## begin Rows

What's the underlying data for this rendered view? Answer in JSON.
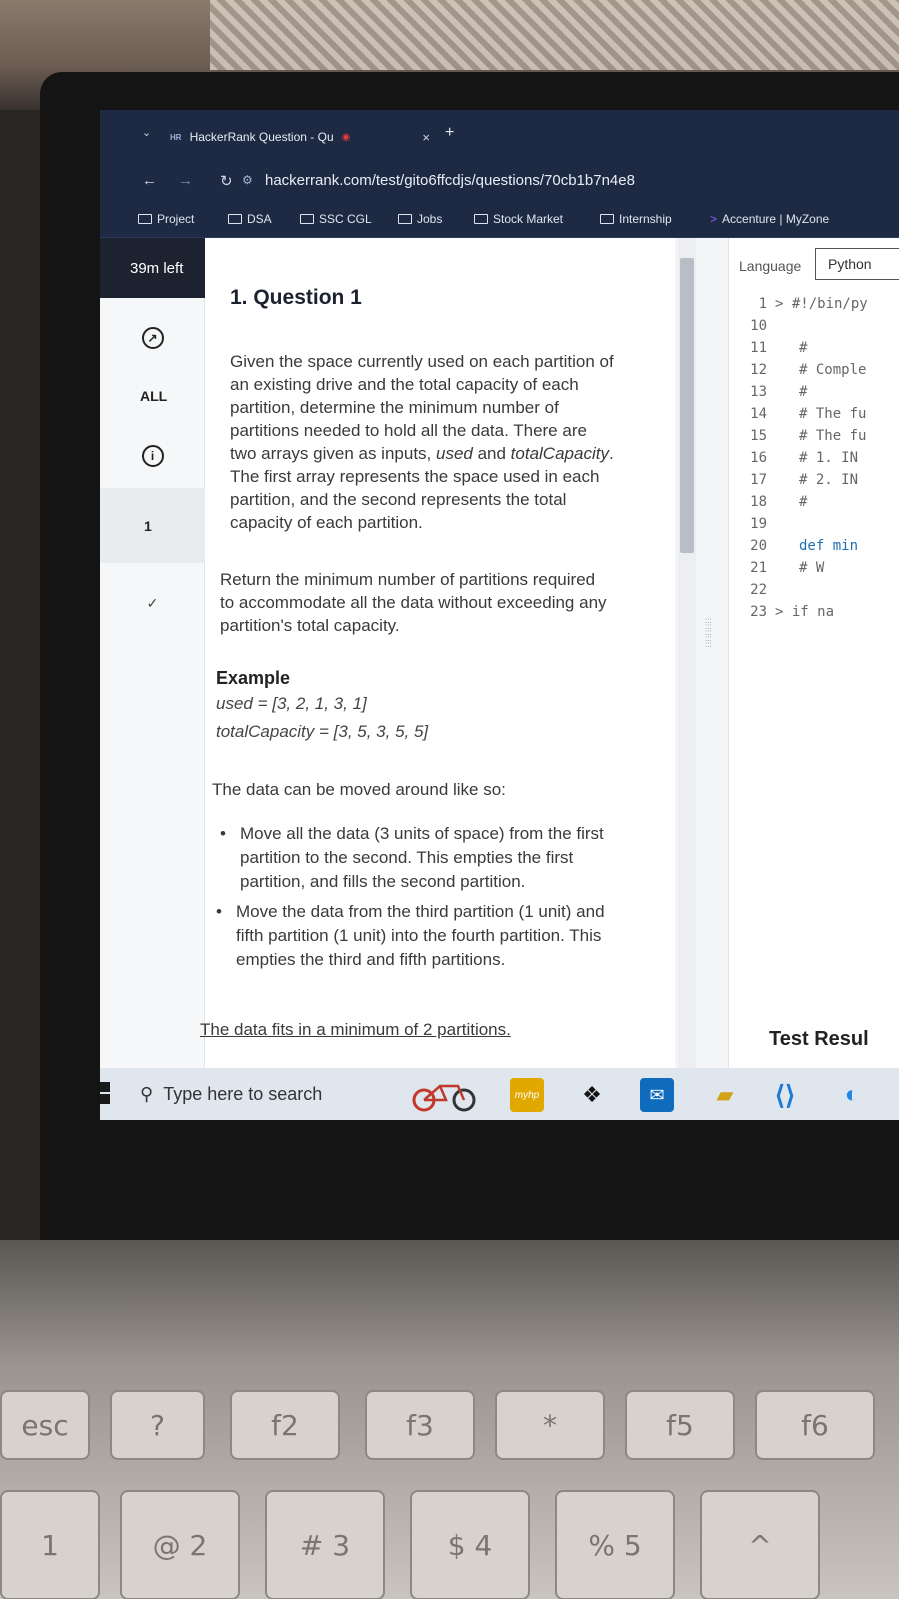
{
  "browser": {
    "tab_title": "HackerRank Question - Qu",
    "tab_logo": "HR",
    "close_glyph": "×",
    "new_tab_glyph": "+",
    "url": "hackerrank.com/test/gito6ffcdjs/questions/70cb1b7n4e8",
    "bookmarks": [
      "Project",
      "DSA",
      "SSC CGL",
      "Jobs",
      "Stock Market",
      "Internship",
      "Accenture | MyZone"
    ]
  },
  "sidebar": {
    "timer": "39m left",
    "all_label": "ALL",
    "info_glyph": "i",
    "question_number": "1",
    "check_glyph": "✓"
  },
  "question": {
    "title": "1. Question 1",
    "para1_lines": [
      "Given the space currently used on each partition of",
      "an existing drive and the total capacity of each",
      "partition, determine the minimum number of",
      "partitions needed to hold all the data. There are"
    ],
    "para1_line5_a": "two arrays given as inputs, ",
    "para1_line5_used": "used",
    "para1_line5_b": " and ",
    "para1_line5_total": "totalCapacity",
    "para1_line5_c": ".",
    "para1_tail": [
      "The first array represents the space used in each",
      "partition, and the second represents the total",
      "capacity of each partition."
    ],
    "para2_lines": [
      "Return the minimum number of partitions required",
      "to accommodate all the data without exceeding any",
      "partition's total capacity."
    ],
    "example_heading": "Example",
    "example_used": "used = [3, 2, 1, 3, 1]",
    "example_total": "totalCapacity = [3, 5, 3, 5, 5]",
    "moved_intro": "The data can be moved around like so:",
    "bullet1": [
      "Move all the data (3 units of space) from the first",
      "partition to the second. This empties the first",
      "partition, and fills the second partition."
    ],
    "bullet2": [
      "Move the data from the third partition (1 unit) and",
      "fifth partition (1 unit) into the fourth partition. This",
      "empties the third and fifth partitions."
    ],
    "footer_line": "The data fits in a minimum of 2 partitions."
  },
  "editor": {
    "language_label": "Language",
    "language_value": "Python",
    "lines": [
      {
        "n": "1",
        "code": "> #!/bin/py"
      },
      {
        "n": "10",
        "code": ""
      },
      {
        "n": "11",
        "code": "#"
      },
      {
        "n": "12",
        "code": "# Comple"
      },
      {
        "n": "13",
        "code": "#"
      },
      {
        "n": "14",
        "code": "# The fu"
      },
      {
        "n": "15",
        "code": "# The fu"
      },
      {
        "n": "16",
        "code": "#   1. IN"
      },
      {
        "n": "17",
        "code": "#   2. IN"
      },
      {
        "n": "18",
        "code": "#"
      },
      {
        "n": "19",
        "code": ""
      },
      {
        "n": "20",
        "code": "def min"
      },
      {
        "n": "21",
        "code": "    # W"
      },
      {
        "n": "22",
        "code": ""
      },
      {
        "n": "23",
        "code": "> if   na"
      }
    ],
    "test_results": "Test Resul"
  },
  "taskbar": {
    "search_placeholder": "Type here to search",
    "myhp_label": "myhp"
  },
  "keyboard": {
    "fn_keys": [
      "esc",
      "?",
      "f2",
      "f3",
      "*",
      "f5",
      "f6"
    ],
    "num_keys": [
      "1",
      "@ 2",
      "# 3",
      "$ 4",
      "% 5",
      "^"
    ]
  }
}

## end Rows

# [Direction]
Count every line bearing the word "second"; report the total only.

# [The answer]
3